▶ **Task brief**
Using the data below, copy every line that contains the word "พยากรบ".

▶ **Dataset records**
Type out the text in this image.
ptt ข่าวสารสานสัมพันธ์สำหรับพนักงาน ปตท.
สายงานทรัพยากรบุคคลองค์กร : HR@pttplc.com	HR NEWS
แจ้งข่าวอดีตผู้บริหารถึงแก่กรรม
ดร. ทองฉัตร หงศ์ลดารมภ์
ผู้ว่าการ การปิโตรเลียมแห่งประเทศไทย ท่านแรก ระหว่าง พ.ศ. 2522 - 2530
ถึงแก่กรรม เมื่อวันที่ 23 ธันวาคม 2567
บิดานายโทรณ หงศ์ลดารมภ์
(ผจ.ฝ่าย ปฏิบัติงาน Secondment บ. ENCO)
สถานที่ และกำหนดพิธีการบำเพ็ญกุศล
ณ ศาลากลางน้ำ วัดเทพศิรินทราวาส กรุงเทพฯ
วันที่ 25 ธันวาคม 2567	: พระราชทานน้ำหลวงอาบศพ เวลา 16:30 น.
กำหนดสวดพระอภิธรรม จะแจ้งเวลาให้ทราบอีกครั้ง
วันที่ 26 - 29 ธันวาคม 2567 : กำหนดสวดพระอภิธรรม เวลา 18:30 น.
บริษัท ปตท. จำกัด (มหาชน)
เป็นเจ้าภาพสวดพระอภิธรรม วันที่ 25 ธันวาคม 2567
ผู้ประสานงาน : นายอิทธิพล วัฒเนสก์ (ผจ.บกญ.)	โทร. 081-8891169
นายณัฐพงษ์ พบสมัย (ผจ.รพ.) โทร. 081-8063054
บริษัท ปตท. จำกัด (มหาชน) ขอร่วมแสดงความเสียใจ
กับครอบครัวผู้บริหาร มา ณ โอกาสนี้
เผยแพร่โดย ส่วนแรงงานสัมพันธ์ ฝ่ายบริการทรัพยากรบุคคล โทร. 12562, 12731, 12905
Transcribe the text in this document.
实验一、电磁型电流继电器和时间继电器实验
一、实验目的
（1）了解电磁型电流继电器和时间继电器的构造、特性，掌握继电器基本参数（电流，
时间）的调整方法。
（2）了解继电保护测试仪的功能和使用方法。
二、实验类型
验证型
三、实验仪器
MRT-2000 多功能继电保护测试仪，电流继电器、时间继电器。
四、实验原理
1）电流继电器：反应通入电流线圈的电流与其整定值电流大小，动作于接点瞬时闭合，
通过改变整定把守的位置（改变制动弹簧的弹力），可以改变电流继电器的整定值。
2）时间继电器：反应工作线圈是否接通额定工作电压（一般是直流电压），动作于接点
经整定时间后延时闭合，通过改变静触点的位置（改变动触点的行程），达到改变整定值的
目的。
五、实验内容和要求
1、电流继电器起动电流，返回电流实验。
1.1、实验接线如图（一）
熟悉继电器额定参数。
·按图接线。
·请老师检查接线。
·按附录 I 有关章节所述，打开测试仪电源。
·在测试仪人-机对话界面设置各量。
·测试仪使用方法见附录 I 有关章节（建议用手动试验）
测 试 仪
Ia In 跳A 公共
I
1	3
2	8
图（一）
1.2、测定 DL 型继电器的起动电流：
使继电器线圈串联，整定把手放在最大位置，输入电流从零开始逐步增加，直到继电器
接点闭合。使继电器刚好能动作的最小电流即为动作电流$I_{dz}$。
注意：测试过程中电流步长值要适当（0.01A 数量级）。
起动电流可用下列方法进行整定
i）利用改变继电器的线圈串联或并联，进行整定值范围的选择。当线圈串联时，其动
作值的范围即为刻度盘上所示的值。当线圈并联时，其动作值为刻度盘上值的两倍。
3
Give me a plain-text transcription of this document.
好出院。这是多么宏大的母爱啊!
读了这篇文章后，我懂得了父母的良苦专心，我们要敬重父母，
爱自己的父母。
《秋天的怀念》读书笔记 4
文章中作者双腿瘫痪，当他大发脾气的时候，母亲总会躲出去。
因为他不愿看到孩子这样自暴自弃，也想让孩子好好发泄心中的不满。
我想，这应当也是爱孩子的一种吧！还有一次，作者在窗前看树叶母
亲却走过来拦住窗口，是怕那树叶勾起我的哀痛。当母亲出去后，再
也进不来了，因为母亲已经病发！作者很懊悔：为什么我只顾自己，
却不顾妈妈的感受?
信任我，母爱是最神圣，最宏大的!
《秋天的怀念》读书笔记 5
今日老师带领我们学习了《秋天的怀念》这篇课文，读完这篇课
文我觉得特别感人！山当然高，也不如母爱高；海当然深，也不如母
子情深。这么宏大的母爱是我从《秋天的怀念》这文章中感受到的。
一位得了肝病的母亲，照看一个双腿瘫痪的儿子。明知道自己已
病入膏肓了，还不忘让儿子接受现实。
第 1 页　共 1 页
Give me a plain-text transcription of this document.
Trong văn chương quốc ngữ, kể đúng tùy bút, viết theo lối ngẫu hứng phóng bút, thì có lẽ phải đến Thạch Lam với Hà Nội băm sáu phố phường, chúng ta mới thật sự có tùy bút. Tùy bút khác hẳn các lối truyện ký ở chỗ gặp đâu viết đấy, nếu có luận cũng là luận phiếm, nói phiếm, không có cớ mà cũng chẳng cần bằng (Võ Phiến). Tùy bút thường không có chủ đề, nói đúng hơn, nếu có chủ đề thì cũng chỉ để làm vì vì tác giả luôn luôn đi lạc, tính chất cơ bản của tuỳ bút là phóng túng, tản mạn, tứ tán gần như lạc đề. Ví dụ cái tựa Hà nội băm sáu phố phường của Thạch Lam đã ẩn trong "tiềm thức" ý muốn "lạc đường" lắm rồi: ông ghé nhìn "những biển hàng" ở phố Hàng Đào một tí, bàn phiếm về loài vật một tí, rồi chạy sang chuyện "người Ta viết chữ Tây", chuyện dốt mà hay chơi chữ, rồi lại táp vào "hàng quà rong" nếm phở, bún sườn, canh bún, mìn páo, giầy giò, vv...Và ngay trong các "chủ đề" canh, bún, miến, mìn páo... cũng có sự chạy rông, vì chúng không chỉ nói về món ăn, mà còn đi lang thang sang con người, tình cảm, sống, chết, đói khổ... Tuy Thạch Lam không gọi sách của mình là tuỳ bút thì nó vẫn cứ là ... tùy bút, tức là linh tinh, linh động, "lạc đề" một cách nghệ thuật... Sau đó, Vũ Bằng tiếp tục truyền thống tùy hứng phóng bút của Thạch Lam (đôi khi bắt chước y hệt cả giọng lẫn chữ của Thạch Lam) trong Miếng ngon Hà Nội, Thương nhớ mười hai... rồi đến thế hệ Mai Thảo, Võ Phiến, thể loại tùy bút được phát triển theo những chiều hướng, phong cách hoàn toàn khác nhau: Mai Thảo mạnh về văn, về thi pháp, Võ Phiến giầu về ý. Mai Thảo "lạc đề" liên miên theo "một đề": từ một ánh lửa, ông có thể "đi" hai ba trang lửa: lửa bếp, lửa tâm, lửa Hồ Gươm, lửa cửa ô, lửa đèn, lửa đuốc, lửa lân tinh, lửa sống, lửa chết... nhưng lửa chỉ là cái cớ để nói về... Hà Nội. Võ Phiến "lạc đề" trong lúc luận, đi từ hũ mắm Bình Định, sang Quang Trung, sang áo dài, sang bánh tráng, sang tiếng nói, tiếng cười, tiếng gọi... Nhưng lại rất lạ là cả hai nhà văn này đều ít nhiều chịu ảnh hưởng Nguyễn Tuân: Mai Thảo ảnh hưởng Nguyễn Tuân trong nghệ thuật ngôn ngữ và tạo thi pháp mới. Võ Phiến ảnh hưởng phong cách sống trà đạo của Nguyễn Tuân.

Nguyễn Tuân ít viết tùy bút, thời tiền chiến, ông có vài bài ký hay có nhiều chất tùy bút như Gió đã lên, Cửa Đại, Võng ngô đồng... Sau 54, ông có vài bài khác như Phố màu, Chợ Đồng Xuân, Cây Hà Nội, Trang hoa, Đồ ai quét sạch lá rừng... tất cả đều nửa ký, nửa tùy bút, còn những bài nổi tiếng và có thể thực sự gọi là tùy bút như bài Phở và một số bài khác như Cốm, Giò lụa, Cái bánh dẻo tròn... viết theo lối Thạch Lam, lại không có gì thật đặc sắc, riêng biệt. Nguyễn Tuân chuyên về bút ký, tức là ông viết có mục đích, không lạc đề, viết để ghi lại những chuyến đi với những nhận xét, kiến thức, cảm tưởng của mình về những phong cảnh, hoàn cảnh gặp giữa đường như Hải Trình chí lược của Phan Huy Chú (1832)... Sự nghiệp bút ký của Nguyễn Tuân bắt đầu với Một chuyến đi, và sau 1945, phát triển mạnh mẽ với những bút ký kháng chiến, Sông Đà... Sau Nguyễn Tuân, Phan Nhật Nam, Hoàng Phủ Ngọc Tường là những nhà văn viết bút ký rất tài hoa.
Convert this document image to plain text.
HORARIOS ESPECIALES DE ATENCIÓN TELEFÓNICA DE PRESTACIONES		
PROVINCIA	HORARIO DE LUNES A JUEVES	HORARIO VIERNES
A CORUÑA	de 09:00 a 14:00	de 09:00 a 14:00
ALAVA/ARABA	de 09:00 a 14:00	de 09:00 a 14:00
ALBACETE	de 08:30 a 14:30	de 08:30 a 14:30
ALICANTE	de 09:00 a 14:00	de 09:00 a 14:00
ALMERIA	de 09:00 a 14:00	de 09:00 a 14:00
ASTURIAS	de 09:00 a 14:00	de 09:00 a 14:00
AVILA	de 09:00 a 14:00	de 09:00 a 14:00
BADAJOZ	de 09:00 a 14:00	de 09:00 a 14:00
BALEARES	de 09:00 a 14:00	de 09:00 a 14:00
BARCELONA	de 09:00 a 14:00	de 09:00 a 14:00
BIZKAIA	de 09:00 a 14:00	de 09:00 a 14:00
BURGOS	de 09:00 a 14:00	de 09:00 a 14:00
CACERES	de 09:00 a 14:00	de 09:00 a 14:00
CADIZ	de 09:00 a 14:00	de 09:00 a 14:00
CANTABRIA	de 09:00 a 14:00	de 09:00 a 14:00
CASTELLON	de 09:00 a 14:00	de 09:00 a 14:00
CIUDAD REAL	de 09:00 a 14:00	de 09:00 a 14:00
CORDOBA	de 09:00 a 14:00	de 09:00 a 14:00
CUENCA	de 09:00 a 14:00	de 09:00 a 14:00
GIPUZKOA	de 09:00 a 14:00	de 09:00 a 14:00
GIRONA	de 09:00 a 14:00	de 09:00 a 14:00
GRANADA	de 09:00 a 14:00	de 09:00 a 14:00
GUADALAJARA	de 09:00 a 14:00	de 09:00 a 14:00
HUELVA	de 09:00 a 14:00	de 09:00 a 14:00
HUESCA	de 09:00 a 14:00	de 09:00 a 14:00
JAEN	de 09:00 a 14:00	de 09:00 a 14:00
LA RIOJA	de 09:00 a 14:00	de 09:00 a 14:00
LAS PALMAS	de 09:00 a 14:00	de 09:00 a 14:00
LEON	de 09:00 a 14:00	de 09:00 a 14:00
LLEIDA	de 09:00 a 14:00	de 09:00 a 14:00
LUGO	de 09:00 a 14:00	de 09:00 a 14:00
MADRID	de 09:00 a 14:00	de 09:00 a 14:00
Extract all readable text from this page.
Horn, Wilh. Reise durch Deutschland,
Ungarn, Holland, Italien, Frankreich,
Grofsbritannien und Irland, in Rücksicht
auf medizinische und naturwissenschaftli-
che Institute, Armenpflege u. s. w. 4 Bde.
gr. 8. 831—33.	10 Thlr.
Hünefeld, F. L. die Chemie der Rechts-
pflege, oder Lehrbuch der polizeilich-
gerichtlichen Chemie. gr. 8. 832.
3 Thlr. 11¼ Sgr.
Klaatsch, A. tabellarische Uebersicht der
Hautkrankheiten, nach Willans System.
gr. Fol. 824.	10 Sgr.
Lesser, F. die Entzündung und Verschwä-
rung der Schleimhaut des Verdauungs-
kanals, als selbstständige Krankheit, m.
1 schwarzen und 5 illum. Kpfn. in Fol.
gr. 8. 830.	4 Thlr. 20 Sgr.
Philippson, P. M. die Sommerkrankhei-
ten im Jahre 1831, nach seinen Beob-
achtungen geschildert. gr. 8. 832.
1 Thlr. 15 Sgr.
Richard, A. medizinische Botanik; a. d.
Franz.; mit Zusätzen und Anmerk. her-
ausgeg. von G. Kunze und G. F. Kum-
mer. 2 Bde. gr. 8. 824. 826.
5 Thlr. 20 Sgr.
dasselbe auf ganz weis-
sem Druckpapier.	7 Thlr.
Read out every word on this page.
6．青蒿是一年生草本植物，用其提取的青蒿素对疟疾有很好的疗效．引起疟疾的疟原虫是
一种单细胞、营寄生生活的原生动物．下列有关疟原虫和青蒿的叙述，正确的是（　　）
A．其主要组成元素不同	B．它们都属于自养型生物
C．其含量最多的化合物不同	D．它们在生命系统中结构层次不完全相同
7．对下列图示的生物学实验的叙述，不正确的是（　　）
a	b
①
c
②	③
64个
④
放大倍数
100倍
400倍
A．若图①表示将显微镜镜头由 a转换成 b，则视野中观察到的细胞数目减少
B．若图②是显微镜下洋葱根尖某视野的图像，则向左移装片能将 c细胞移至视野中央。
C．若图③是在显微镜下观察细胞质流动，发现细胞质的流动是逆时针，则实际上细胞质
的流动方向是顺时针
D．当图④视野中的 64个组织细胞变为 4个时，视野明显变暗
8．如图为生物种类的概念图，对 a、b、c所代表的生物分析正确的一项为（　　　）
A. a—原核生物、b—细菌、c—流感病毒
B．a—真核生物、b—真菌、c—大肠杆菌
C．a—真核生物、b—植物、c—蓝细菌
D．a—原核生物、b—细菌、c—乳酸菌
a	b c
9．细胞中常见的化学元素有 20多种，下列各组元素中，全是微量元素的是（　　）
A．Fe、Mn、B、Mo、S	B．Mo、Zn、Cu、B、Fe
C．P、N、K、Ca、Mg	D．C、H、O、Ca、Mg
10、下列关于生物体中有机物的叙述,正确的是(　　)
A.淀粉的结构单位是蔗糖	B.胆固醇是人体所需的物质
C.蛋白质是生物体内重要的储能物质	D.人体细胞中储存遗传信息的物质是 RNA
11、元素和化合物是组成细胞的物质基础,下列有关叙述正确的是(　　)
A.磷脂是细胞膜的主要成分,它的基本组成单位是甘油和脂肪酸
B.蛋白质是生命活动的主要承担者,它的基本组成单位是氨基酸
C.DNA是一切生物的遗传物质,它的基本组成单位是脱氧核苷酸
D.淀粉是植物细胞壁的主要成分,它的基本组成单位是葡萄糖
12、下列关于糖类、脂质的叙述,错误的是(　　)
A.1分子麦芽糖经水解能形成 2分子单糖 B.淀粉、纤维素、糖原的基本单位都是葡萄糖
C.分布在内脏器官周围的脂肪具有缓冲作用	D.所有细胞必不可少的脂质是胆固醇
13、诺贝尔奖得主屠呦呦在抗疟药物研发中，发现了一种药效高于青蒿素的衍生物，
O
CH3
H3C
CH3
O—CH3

▶ **Task solution**
สายงานทรัพยากรบุคคลองค์กร : HR@pttplc.com	HR NEWS
เผยแพร่โดย ส่วนแรงงานสัมพันธ์ ฝ่ายบริการทรัพยากรบุคคล โทร. 12562, 12731, 12905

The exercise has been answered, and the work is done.